• _Required tasks_:
a – Reproduce word for word the stretch of the RandomPicker text below, starting with "4. Share the" and going on through "tracking social actions.".
b – Extend the RandomPicker text below with the passage that should follow its final sentence.

The main thing RandomPicker does that Rafflecopter never did: it proves the draw was fair. Every drawing generates a permanent public record page with a unique URL — entries, timestamp, winner, drawing method. Share the link. Anyone can open it and verify the result. Once the draw closes, the record locks. Nobody can change it, not even you.

That’s the piece most giveaway tools skip.

How RandomPicker works

1. Add your entries
Paste a list of names or email addresses, import a spreadsheet, or collect entries through a built-in registration form. If you were exporting entries from Rafflecopter into a CSV, RandomPicker accepts that format directly.

2. Set your rules
Choose how many winners to pick. Assign weighted chances if participants earned multiple tickets. Let winners choose their preferred prize if you’re running a multi-prize draw.

3. Run the draw
One click. RandomPicker uses cryptographically secure randomization — every entry has a mathematically equal chance unless you’ve set weights intentionally.

4. Share the verified result
Every draw generates a public record page. Share the URL with participants, post it on social media, or link to it from your announcement. The record shows who won, how many entries were in the pool, and when the draw took place. It can’t be edited after the fact.

If you moved to Gleam, RafflePress, or SweepWidget — RandomPicker still helps

Many former Rafflecopter users have already migrated to tools like Gleam or RafflePress for their entry collection. Those tools are good at what they do — managing entry methods, growing email lists, tracking social actions.

• _Exercise data_:
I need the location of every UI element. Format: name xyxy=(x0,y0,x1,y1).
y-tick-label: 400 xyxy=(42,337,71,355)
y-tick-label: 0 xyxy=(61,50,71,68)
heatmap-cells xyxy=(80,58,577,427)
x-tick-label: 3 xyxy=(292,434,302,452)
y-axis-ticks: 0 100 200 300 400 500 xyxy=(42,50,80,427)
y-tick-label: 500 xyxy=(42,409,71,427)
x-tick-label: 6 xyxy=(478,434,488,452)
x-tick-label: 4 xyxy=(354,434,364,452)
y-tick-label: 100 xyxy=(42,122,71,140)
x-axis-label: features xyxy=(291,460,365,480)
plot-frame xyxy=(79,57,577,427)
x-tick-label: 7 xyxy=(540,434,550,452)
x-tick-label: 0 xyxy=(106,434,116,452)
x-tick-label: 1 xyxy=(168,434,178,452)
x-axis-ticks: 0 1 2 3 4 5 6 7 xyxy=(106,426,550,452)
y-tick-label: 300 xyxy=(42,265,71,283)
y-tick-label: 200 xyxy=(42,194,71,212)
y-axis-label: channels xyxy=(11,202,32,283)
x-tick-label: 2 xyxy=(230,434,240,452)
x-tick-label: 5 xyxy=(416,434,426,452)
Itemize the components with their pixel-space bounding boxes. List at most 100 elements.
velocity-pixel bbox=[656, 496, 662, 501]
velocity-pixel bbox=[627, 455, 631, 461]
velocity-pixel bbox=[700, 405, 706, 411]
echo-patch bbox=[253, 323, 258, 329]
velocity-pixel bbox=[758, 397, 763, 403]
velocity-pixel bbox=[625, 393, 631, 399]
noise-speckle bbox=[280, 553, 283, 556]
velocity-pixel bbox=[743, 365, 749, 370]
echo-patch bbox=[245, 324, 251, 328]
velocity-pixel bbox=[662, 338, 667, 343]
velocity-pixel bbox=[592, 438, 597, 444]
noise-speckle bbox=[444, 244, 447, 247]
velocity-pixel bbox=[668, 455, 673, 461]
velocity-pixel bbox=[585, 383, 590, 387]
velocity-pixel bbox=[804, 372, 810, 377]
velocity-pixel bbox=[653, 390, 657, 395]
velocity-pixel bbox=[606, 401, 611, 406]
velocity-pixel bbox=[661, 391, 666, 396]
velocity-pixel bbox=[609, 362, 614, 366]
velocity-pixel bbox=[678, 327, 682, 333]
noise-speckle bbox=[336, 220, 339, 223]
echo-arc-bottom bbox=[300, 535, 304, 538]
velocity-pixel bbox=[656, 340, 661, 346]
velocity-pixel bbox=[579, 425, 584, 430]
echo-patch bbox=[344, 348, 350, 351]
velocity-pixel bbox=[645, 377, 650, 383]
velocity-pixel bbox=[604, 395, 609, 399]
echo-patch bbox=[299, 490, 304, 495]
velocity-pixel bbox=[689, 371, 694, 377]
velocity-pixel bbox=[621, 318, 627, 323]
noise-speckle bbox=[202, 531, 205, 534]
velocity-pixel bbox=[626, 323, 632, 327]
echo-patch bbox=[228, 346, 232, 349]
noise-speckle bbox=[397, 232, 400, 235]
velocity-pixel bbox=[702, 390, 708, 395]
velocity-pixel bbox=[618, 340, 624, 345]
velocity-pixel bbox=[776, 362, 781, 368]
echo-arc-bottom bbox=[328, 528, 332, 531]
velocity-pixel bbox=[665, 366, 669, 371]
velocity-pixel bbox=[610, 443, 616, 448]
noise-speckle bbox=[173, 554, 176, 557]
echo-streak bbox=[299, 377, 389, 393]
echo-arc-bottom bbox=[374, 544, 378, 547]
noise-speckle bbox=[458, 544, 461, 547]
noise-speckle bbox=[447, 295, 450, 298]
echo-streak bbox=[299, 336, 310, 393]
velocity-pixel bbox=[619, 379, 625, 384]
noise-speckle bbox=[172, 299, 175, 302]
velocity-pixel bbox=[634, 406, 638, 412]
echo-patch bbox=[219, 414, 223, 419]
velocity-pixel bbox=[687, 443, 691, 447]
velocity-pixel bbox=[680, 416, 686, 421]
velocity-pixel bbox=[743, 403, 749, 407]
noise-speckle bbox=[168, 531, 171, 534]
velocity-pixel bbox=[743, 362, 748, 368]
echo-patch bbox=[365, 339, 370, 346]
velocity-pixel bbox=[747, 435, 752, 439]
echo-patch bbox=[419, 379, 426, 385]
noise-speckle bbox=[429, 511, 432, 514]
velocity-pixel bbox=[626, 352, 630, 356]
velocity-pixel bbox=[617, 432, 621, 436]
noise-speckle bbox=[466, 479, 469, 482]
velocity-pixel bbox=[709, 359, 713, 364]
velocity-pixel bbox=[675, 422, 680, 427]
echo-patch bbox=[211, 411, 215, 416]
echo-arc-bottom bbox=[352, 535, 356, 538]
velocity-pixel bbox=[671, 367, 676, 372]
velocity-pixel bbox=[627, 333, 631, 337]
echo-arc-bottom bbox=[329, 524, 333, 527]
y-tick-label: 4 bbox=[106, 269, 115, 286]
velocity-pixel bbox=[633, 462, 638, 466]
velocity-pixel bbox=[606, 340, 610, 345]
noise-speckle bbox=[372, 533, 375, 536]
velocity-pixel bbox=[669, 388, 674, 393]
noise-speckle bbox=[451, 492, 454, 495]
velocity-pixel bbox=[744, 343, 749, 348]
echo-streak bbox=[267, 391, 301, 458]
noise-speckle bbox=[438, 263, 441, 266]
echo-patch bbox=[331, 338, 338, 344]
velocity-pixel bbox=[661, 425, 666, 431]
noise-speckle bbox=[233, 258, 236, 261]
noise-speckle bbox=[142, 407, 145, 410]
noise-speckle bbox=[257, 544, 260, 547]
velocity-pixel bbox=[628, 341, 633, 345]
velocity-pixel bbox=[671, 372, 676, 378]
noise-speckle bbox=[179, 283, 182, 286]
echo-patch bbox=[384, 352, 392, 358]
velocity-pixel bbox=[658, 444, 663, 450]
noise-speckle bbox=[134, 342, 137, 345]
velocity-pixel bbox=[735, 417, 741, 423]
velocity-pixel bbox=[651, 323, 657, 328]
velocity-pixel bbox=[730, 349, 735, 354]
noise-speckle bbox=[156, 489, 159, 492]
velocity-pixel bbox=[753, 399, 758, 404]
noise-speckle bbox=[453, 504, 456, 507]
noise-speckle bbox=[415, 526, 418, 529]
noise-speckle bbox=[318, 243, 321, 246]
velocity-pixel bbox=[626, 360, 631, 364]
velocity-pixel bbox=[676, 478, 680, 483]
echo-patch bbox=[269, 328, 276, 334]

• _Exercise results_:
a –
4. Share the verified result
Every draw generates a public record page. Share the URL with participants, post it on social media, or link to it from your announcement. The record shows who won, how many entries were in the pool, and when the draw took place. It can’t be edited after the fact.

If you moved to Gleam, RafflePress, or SweepWidget — RandomPicker still helps

Many former Rafflecopter users have already migrated to tools like Gleam or RafflePress for their entry collection. Those tools are good at what they do — managing entry methods, growing email lists, tracking social actions.

b –
What they don’t provide is a verifiable, locked record of the winner selection itself.

You can use RandomPicker alongside your existing giveaway tool: collect entries there, export the list, then run the final draw in RandomPicker. Your participants get a public verification link. Your organization gets an audit trail. Both problems solved.

Who uses RandomPicker?

Businesses — Employee engagement raffles, customer giveaways, trade show drawings. The audit trail gives your compliance team documentation if they need it.

Nonprofits and charities — Fundraiser drawings, donor appreciation raffles, 50/50 events. Transparent results build donor trust. See our 50/50 raffle guide →

Schools and PTAs — Student prize draws, volunteer recognition, event giveaways. Easy enough for anyone on the team to run.

Bloggers and creators — If you ran regular reader giveaways on Rafflecopter, RandomPicker handles the same use case with less friction and more credibility.

Pricing

RandomPicker is free for draws with up to 100 entries — no credit card required. Larger draws start at $49 for up to 1,000 entries. See full pricing →

Get started

Your entries are ready. RandomPicker picks the winner fairly — and proves it.

Frequently asked questions

Is RandomPicker free?
Yes — free for draws with up to 100 entries, no credit card needed. Larger draws start at $49. See pricing →

Can I import my Rafflecopter entry data?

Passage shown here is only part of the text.